▸ **WHAT IS REQUIRED**
Lines before the one containing "Output a JSON" are excluded. Repeat that line and every line after it, exactly.

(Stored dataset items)
------------------------------------------------------------

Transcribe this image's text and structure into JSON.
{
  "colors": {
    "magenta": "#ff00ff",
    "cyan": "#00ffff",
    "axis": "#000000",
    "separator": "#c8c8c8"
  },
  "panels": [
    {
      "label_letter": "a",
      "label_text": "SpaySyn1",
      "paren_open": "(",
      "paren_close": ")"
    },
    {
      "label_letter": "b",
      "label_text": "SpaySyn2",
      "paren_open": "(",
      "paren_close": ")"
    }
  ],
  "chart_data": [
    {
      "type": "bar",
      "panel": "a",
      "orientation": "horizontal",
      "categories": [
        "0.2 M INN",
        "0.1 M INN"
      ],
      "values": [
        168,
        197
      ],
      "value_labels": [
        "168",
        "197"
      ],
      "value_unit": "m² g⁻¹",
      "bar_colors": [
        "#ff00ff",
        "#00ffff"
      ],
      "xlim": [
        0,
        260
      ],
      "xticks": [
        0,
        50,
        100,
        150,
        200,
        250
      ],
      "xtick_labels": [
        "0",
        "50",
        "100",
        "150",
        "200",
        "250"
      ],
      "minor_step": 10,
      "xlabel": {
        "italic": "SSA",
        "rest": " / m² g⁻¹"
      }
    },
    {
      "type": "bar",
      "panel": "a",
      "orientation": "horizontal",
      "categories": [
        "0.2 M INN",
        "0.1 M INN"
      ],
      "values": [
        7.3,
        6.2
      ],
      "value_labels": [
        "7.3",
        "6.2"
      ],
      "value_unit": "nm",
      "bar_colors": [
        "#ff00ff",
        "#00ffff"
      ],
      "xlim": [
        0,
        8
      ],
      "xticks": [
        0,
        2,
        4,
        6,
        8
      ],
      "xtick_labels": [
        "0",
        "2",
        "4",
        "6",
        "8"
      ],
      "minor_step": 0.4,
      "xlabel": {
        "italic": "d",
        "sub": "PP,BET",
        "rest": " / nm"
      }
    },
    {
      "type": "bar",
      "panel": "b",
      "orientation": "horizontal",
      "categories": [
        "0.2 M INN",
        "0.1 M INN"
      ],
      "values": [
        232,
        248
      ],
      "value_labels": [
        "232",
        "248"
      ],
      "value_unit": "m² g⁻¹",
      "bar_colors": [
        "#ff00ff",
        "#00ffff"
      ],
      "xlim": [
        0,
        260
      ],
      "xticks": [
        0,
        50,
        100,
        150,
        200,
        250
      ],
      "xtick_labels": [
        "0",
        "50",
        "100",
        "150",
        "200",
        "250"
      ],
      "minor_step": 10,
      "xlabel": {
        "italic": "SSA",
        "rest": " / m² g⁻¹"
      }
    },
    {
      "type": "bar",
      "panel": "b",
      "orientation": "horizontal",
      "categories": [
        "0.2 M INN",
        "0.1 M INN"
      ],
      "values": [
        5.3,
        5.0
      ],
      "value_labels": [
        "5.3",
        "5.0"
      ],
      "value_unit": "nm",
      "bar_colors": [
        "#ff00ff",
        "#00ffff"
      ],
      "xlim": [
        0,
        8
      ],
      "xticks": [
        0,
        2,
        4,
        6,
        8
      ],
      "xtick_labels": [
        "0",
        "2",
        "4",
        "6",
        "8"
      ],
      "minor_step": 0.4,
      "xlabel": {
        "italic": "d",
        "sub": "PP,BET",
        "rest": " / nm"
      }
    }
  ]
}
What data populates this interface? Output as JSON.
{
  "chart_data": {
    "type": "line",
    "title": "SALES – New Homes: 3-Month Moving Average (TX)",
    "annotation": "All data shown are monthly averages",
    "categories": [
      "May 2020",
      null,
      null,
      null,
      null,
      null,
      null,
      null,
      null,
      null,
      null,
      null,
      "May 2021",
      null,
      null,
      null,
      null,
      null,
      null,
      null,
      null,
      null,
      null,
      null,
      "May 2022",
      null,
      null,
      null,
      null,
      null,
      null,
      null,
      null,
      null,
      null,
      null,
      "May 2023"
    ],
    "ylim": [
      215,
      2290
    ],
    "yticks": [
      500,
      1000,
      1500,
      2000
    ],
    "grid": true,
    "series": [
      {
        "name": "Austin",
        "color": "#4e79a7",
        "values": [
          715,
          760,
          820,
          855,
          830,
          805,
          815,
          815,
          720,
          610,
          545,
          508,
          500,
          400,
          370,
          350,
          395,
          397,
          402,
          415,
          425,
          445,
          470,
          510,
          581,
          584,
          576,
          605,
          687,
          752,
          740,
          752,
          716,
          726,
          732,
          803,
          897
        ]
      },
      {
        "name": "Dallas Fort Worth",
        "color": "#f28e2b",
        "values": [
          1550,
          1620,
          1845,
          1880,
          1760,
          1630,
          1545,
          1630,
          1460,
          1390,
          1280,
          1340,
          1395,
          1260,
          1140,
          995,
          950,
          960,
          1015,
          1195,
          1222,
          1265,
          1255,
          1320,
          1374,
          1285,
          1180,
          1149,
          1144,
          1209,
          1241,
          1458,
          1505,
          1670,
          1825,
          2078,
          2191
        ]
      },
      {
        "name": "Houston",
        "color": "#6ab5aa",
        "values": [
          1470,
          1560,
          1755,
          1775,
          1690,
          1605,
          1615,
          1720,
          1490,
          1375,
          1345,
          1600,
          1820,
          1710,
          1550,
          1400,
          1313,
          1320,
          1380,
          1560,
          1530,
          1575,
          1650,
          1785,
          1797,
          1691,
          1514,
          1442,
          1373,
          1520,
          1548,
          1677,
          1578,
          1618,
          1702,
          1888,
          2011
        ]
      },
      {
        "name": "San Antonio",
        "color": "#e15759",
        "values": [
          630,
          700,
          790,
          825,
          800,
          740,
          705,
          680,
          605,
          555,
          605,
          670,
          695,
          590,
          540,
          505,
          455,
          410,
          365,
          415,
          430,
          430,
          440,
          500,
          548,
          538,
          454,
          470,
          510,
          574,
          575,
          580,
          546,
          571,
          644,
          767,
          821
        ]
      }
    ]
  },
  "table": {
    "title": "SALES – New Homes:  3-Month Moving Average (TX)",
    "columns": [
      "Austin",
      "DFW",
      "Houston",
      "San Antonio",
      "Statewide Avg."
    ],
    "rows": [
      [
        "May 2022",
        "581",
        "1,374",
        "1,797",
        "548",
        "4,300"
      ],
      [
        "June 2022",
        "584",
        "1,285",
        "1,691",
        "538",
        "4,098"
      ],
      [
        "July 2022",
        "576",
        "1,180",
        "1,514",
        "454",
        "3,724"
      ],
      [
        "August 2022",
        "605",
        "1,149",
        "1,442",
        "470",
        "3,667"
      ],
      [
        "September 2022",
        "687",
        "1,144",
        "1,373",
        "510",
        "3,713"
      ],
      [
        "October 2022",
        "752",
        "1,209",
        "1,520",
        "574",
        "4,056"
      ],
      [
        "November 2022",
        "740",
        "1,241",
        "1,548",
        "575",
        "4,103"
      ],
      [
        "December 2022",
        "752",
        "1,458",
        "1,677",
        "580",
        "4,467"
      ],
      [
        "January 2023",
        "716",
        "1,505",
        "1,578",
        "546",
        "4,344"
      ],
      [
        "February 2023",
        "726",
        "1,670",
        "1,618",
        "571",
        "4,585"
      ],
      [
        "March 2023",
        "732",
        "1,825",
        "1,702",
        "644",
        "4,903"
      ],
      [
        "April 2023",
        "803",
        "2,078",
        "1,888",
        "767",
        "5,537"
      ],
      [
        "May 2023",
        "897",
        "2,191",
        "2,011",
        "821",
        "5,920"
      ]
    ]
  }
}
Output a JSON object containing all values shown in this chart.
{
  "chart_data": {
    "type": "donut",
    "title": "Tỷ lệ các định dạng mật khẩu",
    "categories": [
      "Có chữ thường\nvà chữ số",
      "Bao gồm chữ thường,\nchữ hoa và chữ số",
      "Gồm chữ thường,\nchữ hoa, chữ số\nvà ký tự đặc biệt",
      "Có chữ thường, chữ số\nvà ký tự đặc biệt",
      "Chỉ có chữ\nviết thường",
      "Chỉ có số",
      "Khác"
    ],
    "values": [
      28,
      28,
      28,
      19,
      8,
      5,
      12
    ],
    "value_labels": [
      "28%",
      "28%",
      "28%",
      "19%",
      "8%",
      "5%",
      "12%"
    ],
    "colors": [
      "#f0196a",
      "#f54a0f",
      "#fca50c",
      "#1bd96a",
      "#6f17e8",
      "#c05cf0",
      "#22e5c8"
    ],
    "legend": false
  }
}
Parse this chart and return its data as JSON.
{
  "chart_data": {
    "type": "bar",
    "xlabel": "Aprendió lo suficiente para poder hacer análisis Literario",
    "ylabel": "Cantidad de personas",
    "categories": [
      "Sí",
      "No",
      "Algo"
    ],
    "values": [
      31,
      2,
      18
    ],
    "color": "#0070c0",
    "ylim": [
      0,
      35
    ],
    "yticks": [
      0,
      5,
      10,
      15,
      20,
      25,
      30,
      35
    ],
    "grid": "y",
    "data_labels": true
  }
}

------------------------------------------------------------

▸ **REPLY**
Output a JSON object containing all values shown in this chart.
{
  "chart_data": {
    "type": "donut",
    "title": "Tỷ lệ các định dạng mật khẩu",
    "categories": [
      "Có chữ thường\nvà chữ số",
      "Bao gồm chữ thường,\nchữ hoa và chữ số",
      "Gồm chữ thường,\nchữ hoa, chữ số\nvà ký tự đặc biệt",
      "Có chữ thường, chữ số\nvà ký tự đặc biệt",
      "Chỉ có chữ\nviết thường",
      "Chỉ có số",
      "Khác"
    ],
    "values": [
      28,
      28,
      28,
      19,
      8,
      5,
      12
    ],
    "value_labels": [
      "28%",
      "28%",
      "28%",
      "19%",
      "8%",
      "5%",
      "12%"
    ],
    "colors": [
      "#f0196a",
      "#f54a0f",
      "#fca50c",
      "#1bd96a",
      "#6f17e8",
      "#c05cf0",
      "#22e5c8"
    ],
    "legend": false
  }
}
Parse this chart and return its data as JSON.
{
  "chart_data": {
    "type": "bar",
    "xlabel": "Aprendió lo suficiente para poder hacer análisis Literario",
    "ylabel": "Cantidad de personas",
    "categories": [
      "Sí",
      "No",
      "Algo"
    ],
    "values": [
      31,
      2,
      18
    ],
    "color": "#0070c0",
    "ylim": [
      0,
      35
    ],
    "yticks": [
      0,
      5,
      10,
      15,
      20,
      25,
      30,
      35
    ],
    "grid": "y",
    "data_labels": true
  }
}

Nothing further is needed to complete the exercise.